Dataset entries

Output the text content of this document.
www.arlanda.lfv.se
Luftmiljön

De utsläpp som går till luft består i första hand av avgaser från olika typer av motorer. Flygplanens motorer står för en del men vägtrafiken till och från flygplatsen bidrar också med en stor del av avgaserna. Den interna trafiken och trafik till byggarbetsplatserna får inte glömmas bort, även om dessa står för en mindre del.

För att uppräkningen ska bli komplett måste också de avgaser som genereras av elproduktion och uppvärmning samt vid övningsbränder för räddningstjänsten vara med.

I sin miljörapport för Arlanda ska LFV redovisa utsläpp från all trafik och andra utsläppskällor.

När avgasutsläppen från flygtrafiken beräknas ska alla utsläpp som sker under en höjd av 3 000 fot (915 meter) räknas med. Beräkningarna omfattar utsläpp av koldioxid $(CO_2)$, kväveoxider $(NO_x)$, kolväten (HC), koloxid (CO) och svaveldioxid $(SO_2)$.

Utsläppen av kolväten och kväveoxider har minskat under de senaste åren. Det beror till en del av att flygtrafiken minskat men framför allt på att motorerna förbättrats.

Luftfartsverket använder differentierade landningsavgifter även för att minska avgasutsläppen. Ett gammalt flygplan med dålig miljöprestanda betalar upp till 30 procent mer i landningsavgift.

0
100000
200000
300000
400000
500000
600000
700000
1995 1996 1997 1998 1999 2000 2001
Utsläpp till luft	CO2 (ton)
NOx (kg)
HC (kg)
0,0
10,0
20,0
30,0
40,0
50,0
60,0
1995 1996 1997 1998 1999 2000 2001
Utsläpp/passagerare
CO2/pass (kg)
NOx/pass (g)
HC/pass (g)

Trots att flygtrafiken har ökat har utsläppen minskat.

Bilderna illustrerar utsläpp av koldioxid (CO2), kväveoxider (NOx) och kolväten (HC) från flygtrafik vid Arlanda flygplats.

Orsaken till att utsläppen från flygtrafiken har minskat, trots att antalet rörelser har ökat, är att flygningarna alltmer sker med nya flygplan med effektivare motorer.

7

* _Directive_: Hand back the material above in full, exactly as written.

* _Solution_:
Output the text content of this document.
www.arlanda.lfv.se
Luftmiljön

De utsläpp som går till luft består i första hand av avgaser från olika typer av motorer. Flygplanens motorer står för en del men vägtrafiken till och från flygplatsen bidrar också med en stor del av avgaserna. Den interna trafiken och trafik till byggarbetsplatserna får inte glömmas bort, även om dessa står för en mindre del.

För att uppräkningen ska bli komplett måste också de avgaser som genereras av elproduktion och uppvärmning samt vid övningsbränder för räddningstjänsten vara med.

I sin miljörapport för Arlanda ska LFV redovisa utsläpp från all trafik och andra utsläppskällor.

När avgasutsläppen från flygtrafiken beräknas ska alla utsläpp som sker under en höjd av 3 000 fot (915 meter) räknas med. Beräkningarna omfattar utsläpp av koldioxid $(CO_2)$, kväveoxider $(NO_x)$, kolväten (HC), koloxid (CO) och svaveldioxid $(SO_2)$.

Utsläppen av kolväten och kväveoxider har minskat under de senaste åren. Det beror till en del av att flygtrafiken minskat men framför allt på att motorerna förbättrats.

Luftfartsverket använder differentierade landningsavgifter även för att minska avgasutsläppen. Ett gammalt flygplan med dålig miljöprestanda betalar upp till 30 procent mer i landningsavgift.

0
100000
200000
300000
400000
500000
600000
700000
1995 1996 1997 1998 1999 2000 2001
Utsläpp till luft	CO2 (ton)
NOx (kg)
HC (kg)
0,0
10,0
20,0
30,0
40,0
50,0
60,0
1995 1996 1997 1998 1999 2000 2001
Utsläpp/passagerare
CO2/pass (kg)
NOx/pass (g)
HC/pass (g)

Trots att flygtrafiken har ökat har utsläppen minskat.

Bilderna illustrerar utsläpp av koldioxid (CO2), kväveoxider (NOx) och kolväten (HC) från flygtrafik vid Arlanda flygplats.

Orsaken till att utsläppen från flygtrafiken har minskat, trots att antalet rörelser har ökat, är att flygningarna alltmer sker med nya flygplan med effektivare motorer.

7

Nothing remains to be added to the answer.